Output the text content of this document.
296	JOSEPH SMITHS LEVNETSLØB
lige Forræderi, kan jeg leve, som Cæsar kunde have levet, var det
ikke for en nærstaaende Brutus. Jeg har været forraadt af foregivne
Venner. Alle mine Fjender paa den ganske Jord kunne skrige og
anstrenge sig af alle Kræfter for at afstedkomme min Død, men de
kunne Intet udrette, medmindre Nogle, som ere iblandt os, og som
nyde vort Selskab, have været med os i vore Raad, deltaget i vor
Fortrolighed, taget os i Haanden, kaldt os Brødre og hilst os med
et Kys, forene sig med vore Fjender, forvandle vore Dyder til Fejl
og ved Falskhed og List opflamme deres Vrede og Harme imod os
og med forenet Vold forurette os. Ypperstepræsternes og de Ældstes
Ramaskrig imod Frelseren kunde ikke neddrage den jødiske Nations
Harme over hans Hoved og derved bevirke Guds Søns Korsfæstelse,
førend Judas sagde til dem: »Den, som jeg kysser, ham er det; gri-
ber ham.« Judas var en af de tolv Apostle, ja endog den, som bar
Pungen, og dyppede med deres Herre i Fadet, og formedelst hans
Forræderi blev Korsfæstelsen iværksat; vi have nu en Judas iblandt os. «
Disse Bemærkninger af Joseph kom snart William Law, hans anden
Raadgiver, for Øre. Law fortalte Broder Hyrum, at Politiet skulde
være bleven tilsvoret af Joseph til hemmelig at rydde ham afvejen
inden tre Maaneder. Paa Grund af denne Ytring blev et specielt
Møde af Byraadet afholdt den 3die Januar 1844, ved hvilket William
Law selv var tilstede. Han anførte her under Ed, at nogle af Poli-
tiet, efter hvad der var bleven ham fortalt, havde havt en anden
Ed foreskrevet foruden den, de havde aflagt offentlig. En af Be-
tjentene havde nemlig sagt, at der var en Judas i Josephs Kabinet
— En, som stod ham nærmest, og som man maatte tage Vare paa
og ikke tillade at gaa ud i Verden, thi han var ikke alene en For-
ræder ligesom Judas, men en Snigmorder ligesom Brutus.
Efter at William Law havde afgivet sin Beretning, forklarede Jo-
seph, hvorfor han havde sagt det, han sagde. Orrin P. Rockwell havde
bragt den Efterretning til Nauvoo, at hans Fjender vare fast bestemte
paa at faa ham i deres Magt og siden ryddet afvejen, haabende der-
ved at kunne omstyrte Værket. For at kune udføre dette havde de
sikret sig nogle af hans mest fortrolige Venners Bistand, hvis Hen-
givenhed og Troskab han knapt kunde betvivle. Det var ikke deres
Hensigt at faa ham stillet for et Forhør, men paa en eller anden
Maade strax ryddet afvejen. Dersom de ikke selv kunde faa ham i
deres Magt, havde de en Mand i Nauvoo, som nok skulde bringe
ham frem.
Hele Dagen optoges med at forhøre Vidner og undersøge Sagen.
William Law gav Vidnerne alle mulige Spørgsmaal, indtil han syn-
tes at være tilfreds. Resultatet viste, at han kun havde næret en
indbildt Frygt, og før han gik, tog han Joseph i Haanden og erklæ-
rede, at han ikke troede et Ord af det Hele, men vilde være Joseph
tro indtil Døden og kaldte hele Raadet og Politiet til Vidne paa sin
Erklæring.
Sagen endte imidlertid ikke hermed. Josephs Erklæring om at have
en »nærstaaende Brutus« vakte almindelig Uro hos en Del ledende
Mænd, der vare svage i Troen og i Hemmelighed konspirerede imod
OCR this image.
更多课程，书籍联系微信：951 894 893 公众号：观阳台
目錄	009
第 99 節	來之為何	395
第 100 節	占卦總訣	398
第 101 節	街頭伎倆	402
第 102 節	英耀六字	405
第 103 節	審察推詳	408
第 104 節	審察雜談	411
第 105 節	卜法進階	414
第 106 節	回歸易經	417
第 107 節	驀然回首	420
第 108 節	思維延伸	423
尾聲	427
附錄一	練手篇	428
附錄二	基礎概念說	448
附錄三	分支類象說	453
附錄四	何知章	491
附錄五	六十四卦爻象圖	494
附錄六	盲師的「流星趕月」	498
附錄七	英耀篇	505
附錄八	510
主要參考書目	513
○ ○ ○ ○ ○
Exercise
Reproduce the material precisely, including every line.

The response
Output the text content of this document.
296	JOSEPH SMITHS LEVNETSLØB
lige Forræderi, kan jeg leve, som Cæsar kunde have levet, var det
ikke for en nærstaaende Brutus. Jeg har været forraadt af foregivne
Venner. Alle mine Fjender paa den ganske Jord kunne skrige og
anstrenge sig af alle Kræfter for at afstedkomme min Død, men de
kunne Intet udrette, medmindre Nogle, som ere iblandt os, og som
nyde vort Selskab, have været med os i vore Raad, deltaget i vor
Fortrolighed, taget os i Haanden, kaldt os Brødre og hilst os med
et Kys, forene sig med vore Fjender, forvandle vore Dyder til Fejl
og ved Falskhed og List opflamme deres Vrede og Harme imod os
og med forenet Vold forurette os. Ypperstepræsternes og de Ældstes
Ramaskrig imod Frelseren kunde ikke neddrage den jødiske Nations
Harme over hans Hoved og derved bevirke Guds Søns Korsfæstelse,
førend Judas sagde til dem: »Den, som jeg kysser, ham er det; gri-
ber ham.« Judas var en af de tolv Apostle, ja endog den, som bar
Pungen, og dyppede med deres Herre i Fadet, og formedelst hans
Forræderi blev Korsfæstelsen iværksat; vi have nu en Judas iblandt os. «
Disse Bemærkninger af Joseph kom snart William Law, hans anden
Raadgiver, for Øre. Law fortalte Broder Hyrum, at Politiet skulde
være bleven tilsvoret af Joseph til hemmelig at rydde ham afvejen
inden tre Maaneder. Paa Grund af denne Ytring blev et specielt
Møde af Byraadet afholdt den 3die Januar 1844, ved hvilket William
Law selv var tilstede. Han anførte her under Ed, at nogle af Poli-
tiet, efter hvad der var bleven ham fortalt, havde havt en anden
Ed foreskrevet foruden den, de havde aflagt offentlig. En af Be-
tjentene havde nemlig sagt, at der var en Judas i Josephs Kabinet
— En, som stod ham nærmest, og som man maatte tage Vare paa
og ikke tillade at gaa ud i Verden, thi han var ikke alene en For-
ræder ligesom Judas, men en Snigmorder ligesom Brutus.
Efter at William Law havde afgivet sin Beretning, forklarede Jo-
seph, hvorfor han havde sagt det, han sagde. Orrin P. Rockwell havde
bragt den Efterretning til Nauvoo, at hans Fjender vare fast bestemte
paa at faa ham i deres Magt og siden ryddet afvejen, haabende der-
ved at kunne omstyrte Værket. For at kune udføre dette havde de
sikret sig nogle af hans mest fortrolige Venners Bistand, hvis Hen-
givenhed og Troskab han knapt kunde betvivle. Det var ikke deres
Hensigt at faa ham stillet for et Forhør, men paa en eller anden
Maade strax ryddet afvejen. Dersom de ikke selv kunde faa ham i
deres Magt, havde de en Mand i Nauvoo, som nok skulde bringe
ham frem.
Hele Dagen optoges med at forhøre Vidner og undersøge Sagen.
William Law gav Vidnerne alle mulige Spørgsmaal, indtil han syn-
tes at være tilfreds. Resultatet viste, at han kun havde næret en
indbildt Frygt, og før han gik, tog han Joseph i Haanden og erklæ-
rede, at han ikke troede et Ord af det Hele, men vilde være Joseph
tro indtil Døden og kaldte hele Raadet og Politiet til Vidne paa sin
Erklæring.
Sagen endte imidlertid ikke hermed. Josephs Erklæring om at have
en »nærstaaende Brutus« vakte almindelig Uro hos en Del ledende
Mænd, der vare svage i Troen og i Hemmelighed konspirerede imod
OCR this image.
更多课程，书籍联系微信：951 894 893 公众号：观阳台
目錄	009
第 99 節	來之為何	395
第 100 節	占卦總訣	398
第 101 節	街頭伎倆	402
第 102 節	英耀六字	405
第 103 節	審察推詳	408
第 104 節	審察雜談	411
第 105 節	卜法進階	414
第 106 節	回歸易經	417
第 107 節	驀然回首	420
第 108 節	思維延伸	423
尾聲	427
附錄一	練手篇	428
附錄二	基礎概念說	448
附錄三	分支類象說	453
附錄四	何知章	491
附錄五	六十四卦爻象圖	494
附錄六	盲師的「流星趕月」	498
附錄七	英耀篇	505
附錄八	510
主要參考書目	513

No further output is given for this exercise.